Stored data:
* Begin *
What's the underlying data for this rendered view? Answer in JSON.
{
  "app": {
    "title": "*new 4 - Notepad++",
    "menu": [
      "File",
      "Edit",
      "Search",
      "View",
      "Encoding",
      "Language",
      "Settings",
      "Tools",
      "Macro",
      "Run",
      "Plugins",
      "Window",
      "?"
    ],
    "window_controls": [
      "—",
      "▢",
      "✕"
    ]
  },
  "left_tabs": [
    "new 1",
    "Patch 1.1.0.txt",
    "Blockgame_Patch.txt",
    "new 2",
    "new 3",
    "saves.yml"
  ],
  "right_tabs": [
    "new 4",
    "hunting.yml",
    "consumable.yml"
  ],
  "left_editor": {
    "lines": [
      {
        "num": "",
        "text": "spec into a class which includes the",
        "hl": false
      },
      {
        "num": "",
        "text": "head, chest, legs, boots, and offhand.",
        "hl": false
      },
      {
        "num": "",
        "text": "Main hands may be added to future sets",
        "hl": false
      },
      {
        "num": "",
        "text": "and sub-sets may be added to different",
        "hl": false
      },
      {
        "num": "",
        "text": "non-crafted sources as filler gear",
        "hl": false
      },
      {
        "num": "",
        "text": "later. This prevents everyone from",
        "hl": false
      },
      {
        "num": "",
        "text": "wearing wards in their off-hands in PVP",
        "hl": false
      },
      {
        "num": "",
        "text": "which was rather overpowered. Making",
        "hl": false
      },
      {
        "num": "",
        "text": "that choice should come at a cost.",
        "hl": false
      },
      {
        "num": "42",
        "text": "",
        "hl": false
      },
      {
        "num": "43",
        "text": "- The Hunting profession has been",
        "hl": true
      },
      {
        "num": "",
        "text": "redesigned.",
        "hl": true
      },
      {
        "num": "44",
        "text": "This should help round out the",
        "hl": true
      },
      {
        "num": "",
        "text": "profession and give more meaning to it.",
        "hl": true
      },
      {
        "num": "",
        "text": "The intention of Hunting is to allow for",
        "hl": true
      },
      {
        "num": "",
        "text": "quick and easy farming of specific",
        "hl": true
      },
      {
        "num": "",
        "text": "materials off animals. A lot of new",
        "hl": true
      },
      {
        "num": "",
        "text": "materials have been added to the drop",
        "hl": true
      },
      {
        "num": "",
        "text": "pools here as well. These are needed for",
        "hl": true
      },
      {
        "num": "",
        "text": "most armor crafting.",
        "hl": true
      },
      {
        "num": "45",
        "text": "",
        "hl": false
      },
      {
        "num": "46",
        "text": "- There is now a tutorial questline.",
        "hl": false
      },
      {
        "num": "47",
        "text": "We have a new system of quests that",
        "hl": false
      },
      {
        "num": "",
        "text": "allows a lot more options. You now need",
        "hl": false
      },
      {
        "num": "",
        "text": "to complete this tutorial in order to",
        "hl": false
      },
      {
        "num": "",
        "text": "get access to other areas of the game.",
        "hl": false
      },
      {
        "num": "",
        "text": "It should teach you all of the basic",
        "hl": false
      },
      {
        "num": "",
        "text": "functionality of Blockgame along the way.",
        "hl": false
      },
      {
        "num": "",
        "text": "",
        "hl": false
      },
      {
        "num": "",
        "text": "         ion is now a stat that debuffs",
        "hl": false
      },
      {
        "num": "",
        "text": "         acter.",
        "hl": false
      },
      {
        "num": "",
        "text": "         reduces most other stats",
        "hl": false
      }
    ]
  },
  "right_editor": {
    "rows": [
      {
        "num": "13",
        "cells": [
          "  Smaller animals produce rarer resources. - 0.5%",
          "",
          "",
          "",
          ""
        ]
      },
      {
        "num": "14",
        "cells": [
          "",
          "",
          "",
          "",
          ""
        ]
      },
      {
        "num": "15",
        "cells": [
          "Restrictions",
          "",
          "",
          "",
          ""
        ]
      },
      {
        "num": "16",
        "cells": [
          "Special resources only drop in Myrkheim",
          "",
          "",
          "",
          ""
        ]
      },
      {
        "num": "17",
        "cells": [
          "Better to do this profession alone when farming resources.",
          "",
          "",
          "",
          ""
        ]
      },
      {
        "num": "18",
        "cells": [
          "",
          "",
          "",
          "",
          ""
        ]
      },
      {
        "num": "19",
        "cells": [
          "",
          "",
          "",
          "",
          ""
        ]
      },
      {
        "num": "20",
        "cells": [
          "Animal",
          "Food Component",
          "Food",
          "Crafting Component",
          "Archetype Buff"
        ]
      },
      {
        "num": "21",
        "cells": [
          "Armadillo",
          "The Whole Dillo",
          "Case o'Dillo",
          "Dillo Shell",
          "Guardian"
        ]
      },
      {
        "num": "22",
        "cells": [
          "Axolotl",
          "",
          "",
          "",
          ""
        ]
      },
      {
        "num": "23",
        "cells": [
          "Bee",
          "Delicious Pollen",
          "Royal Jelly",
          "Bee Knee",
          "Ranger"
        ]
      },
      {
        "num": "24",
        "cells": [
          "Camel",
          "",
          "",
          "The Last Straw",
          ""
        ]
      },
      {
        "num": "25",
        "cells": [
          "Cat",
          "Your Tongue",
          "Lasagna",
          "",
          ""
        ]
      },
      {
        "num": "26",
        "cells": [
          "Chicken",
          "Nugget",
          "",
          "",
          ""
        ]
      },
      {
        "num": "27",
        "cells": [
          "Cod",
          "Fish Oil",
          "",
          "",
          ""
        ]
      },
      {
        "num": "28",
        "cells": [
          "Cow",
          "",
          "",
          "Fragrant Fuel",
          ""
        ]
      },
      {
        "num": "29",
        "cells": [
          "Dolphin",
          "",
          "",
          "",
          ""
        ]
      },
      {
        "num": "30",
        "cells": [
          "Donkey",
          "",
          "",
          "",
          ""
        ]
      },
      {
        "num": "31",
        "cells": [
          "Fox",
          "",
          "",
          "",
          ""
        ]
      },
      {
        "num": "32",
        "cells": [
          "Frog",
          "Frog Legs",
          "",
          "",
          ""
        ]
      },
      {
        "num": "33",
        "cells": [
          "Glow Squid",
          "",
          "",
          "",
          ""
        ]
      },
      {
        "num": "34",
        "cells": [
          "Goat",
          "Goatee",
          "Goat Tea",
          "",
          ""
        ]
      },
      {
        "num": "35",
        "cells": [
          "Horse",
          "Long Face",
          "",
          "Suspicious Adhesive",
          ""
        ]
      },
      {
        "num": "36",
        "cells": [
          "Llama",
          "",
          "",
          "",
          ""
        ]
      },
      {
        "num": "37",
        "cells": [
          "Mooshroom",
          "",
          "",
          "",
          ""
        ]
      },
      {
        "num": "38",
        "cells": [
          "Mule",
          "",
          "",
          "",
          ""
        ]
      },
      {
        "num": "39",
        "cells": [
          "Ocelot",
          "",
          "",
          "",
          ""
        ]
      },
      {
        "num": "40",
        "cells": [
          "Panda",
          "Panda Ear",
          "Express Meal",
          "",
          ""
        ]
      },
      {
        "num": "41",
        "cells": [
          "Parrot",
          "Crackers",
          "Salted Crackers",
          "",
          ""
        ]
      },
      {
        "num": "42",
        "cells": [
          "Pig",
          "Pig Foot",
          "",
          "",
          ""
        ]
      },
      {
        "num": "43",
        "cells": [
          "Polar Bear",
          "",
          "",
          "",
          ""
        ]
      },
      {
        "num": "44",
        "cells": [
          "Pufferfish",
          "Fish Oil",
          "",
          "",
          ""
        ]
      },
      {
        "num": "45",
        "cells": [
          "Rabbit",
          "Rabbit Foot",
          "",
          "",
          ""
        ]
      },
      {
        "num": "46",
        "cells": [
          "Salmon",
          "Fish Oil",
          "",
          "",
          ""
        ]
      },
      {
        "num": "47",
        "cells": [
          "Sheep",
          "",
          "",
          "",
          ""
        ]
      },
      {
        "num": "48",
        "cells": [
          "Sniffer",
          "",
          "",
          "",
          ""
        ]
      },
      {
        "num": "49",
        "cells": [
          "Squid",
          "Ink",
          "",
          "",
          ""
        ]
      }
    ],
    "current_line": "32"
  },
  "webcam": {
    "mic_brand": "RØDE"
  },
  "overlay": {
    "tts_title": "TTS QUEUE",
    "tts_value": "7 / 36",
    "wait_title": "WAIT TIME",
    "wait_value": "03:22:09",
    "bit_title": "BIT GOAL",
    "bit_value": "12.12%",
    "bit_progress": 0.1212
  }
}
* End *
▶ **What to work on**: Filter the listing above for the string "farming" and copy every matching line.

▶ **Problem solution**:
        "text": "quick and easy farming of specific",
          "Better to do this profession alone when farming resources.",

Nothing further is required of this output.